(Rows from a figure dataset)
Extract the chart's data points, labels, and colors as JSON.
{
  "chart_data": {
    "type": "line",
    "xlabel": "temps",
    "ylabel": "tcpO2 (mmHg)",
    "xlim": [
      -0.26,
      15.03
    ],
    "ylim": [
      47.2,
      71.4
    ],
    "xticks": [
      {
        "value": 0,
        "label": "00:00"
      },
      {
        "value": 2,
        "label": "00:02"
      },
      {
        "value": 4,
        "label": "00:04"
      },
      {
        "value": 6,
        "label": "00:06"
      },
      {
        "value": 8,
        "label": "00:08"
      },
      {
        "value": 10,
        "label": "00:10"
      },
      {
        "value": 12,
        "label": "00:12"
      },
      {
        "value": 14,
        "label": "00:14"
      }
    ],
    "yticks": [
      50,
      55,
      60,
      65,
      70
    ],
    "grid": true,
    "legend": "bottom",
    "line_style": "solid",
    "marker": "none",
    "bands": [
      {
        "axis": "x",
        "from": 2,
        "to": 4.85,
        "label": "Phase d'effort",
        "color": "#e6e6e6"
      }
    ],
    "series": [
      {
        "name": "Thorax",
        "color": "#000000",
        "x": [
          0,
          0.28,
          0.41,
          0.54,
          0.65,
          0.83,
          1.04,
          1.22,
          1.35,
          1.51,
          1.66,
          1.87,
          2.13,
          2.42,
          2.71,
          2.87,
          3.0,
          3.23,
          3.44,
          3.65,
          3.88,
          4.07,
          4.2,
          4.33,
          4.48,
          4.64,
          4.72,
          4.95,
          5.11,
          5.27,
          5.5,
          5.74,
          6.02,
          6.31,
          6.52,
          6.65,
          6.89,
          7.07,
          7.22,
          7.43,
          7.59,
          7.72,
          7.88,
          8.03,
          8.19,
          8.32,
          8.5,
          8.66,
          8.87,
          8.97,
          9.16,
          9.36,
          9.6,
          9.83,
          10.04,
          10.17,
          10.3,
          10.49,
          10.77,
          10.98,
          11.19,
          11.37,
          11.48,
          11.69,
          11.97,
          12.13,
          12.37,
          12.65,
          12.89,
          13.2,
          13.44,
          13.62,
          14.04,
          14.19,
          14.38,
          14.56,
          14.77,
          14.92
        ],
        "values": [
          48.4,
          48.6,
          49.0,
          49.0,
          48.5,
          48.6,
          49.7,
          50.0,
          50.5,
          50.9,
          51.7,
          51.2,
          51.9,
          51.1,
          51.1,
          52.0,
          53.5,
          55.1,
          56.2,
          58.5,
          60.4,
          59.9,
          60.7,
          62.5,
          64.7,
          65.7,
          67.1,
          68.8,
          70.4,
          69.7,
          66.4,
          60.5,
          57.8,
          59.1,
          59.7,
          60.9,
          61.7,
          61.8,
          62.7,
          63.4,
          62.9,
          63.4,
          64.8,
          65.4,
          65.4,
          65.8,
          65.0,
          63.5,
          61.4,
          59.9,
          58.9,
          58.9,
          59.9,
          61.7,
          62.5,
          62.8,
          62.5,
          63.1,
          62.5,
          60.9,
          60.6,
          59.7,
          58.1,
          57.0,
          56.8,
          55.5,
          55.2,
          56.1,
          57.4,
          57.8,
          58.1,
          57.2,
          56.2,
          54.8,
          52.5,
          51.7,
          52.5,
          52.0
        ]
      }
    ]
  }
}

▸ Set problem: Copy all of the data. Keep every word exactly as it is.

▸ Result:
Extract the chart's data points, labels, and colors as JSON.
{
  "chart_data": {
    "type": "line",
    "xlabel": "temps",
    "ylabel": "tcpO2 (mmHg)",
    "xlim": [
      -0.26,
      15.03
    ],
    "ylim": [
      47.2,
      71.4
    ],
    "xticks": [
      {
        "value": 0,
        "label": "00:00"
      },
      {
        "value": 2,
        "label": "00:02"
      },
      {
        "value": 4,
        "label": "00:04"
      },
      {
        "value": 6,
        "label": "00:06"
      },
      {
        "value": 8,
        "label": "00:08"
      },
      {
        "value": 10,
        "label": "00:10"
      },
      {
        "value": 12,
        "label": "00:12"
      },
      {
        "value": 14,
        "label": "00:14"
      }
    ],
    "yticks": [
      50,
      55,
      60,
      65,
      70
    ],
    "grid": true,
    "legend": "bottom",
    "line_style": "solid",
    "marker": "none",
    "bands": [
      {
        "axis": "x",
        "from": 2,
        "to": 4.85,
        "label": "Phase d'effort",
        "color": "#e6e6e6"
      }
    ],
    "series": [
      {
        "name": "Thorax",
        "color": "#000000",
        "x": [
          0,
          0.28,
          0.41,
          0.54,
          0.65,
          0.83,
          1.04,
          1.22,
          1.35,
          1.51,
          1.66,
          1.87,
          2.13,
          2.42,
          2.71,
          2.87,
          3.0,
          3.23,
          3.44,
          3.65,
          3.88,
          4.07,
          4.2,
          4.33,
          4.48,
          4.64,
          4.72,
          4.95,
          5.11,
          5.27,
          5.5,
          5.74,
          6.02,
          6.31,
          6.52,
          6.65,
          6.89,
          7.07,
          7.22,
          7.43,
          7.59,
          7.72,
          7.88,
          8.03,
          8.19,
          8.32,
          8.5,
          8.66,
          8.87,
          8.97,
          9.16,
          9.36,
          9.6,
          9.83,
          10.04,
          10.17,
          10.3,
          10.49,
          10.77,
          10.98,
          11.19,
          11.37,
          11.48,
          11.69,
          11.97,
          12.13,
          12.37,
          12.65,
          12.89,
          13.2,
          13.44,
          13.62,
          14.04,
          14.19,
          14.38,
          14.56,
          14.77,
          14.92
        ],
        "values": [
          48.4,
          48.6,
          49.0,
          49.0,
          48.5,
          48.6,
          49.7,
          50.0,
          50.5,
          50.9,
          51.7,
          51.2,
          51.9,
          51.1,
          51.1,
          52.0,
          53.5,
          55.1,
          56.2,
          58.5,
          60.4,
          59.9,
          60.7,
          62.5,
          64.7,
          65.7,
          67.1,
          68.8,
          70.4,
          69.7,
          66.4,
          60.5,
          57.8,
          59.1,
          59.7,
          60.9,
          61.7,
          61.8,
          62.7,
          63.4,
          62.9,
          63.4,
          64.8,
          65.4,
          65.4,
          65.8,
          65.0,
          63.5,
          61.4,
          59.9,
          58.9,
          58.9,
          59.9,
          61.7,
          62.5,
          62.8,
          62.5,
          63.1,
          62.5,
          60.9,
          60.6,
          59.7,
          58.1,
          57.0,
          56.8,
          55.5,
          55.2,
          56.1,
          57.4,
          57.8,
          58.1,
          57.2,
          56.2,
          54.8,
          52.5,
          51.7,
          52.5,
          52.0
        ]
      }
    ]
  }
}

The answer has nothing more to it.